* _REQUEST_: Each line that includes "ylabel" counts once; give the total and nothing besides.

* _MATERIAL FOR THE TASK_:
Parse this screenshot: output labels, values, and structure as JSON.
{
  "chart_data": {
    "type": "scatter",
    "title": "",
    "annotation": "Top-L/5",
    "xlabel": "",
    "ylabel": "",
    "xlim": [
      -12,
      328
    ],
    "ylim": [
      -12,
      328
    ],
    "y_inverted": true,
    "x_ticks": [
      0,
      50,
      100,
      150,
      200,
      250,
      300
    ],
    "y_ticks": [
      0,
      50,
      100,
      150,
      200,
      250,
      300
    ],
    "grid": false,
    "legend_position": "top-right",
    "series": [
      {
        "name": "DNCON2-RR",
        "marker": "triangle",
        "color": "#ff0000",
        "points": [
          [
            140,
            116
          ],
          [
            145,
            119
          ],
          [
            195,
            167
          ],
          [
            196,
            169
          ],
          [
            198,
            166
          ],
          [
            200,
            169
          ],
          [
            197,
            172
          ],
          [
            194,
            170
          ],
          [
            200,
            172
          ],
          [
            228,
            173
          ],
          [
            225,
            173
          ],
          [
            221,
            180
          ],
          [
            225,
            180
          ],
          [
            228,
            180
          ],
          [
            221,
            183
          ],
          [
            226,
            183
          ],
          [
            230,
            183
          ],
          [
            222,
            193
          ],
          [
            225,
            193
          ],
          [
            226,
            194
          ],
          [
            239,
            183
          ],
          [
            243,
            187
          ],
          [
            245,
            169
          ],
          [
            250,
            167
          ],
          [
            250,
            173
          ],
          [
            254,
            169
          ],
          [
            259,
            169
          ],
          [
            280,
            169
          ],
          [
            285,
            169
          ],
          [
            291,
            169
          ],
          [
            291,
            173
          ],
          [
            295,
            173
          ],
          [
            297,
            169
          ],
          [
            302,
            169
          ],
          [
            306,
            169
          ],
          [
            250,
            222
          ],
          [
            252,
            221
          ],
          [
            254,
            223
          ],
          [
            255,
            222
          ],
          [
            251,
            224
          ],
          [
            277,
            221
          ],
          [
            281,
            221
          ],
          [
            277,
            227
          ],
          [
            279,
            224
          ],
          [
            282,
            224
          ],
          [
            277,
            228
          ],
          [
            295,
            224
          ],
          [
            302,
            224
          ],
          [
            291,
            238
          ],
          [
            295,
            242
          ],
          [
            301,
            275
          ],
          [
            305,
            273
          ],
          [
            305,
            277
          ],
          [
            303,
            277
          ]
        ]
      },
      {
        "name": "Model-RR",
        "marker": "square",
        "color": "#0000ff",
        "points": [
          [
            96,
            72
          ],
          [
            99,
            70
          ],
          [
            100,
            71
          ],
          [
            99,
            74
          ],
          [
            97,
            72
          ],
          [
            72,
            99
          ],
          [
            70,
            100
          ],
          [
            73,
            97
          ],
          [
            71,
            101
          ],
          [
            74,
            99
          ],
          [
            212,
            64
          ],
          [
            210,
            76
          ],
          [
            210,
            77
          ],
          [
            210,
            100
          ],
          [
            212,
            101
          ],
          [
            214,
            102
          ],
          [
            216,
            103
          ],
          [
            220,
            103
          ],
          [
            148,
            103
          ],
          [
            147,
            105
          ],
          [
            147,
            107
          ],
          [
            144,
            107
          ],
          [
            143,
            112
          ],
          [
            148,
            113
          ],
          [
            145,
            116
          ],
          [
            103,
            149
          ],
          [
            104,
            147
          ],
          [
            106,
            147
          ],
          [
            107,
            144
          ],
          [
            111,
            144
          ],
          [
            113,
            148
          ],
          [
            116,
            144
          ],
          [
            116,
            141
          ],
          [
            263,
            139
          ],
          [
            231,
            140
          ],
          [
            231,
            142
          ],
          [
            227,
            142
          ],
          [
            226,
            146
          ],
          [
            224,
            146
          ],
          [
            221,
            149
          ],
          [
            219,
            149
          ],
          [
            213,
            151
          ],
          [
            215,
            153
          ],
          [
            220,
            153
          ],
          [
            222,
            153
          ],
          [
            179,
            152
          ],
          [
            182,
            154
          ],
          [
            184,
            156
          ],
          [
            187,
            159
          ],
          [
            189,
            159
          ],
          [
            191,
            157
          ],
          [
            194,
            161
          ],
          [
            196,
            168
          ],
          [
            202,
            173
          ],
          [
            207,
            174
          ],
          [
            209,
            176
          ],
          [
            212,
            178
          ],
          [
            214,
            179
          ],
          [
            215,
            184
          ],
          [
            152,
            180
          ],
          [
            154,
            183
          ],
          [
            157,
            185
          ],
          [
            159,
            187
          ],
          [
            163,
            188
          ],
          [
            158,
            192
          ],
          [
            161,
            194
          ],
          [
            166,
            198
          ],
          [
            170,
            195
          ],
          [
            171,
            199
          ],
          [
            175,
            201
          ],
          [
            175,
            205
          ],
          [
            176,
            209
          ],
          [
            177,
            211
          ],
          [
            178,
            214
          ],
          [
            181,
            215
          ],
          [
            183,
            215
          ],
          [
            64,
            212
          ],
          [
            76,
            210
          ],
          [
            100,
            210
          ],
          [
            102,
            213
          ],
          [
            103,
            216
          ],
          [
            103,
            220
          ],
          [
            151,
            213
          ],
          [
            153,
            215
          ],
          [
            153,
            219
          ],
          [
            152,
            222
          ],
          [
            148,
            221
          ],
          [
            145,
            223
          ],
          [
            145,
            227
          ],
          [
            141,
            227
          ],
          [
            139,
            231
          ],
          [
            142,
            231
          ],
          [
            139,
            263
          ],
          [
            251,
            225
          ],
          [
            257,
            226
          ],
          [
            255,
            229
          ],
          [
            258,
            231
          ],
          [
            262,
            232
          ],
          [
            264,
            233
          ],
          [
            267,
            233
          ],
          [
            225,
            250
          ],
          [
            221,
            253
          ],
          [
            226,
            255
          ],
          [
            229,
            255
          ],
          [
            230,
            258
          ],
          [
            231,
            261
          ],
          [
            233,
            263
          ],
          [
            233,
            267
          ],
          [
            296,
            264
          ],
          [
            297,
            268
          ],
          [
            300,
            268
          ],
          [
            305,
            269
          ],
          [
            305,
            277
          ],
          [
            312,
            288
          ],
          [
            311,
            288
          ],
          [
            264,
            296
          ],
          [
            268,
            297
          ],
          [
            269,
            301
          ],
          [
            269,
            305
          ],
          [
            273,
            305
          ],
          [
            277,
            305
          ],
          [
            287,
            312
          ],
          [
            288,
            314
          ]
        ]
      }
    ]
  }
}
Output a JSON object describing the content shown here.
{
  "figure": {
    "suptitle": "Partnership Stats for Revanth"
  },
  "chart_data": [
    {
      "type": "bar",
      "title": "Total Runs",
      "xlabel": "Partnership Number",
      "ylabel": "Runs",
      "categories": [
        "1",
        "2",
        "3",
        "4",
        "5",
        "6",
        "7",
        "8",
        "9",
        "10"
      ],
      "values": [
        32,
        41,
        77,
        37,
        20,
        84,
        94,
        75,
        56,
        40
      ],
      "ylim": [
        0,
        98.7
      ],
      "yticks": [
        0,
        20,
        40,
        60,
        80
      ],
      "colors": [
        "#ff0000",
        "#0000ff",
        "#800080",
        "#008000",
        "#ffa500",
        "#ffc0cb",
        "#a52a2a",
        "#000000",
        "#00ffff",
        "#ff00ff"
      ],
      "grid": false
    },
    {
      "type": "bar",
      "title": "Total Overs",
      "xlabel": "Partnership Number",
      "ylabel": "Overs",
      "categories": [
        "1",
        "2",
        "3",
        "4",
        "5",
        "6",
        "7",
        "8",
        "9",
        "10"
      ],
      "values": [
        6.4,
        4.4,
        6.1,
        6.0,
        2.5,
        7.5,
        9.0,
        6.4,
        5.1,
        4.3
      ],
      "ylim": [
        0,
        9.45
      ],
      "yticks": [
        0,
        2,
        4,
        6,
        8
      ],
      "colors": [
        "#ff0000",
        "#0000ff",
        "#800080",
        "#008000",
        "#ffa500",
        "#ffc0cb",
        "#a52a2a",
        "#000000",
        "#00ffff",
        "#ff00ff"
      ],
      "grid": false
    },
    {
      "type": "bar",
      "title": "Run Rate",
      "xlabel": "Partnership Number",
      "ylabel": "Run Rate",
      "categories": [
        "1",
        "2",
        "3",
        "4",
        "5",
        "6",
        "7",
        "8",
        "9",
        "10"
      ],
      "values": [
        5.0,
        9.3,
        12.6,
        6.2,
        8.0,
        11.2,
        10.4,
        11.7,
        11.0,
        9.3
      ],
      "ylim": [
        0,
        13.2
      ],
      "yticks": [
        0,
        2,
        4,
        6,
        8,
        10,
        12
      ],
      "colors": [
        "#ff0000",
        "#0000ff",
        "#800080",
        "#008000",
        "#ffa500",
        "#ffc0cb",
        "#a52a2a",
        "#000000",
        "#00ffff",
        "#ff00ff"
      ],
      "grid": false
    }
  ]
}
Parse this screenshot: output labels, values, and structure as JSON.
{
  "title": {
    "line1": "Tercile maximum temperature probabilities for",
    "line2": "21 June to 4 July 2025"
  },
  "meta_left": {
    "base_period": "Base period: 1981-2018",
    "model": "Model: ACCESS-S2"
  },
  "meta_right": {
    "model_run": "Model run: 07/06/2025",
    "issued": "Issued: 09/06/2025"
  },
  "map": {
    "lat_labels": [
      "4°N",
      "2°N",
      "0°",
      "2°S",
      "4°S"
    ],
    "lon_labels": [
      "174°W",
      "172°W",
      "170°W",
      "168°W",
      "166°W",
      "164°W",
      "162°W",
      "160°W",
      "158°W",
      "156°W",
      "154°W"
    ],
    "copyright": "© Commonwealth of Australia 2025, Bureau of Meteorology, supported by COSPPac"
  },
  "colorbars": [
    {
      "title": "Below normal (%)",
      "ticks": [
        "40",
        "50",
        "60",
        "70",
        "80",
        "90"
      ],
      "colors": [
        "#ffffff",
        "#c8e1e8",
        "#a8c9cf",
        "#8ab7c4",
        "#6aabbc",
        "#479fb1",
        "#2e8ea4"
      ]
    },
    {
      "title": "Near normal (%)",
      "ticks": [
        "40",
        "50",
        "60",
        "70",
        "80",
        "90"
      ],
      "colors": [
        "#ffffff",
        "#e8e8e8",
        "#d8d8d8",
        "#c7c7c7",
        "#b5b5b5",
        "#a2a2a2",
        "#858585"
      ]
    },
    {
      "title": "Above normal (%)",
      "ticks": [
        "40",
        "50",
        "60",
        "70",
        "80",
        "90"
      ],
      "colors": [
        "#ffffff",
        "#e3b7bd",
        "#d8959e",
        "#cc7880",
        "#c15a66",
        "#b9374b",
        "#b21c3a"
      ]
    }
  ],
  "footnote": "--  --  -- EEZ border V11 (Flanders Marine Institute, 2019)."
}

* _FULL OUTPUT_: 4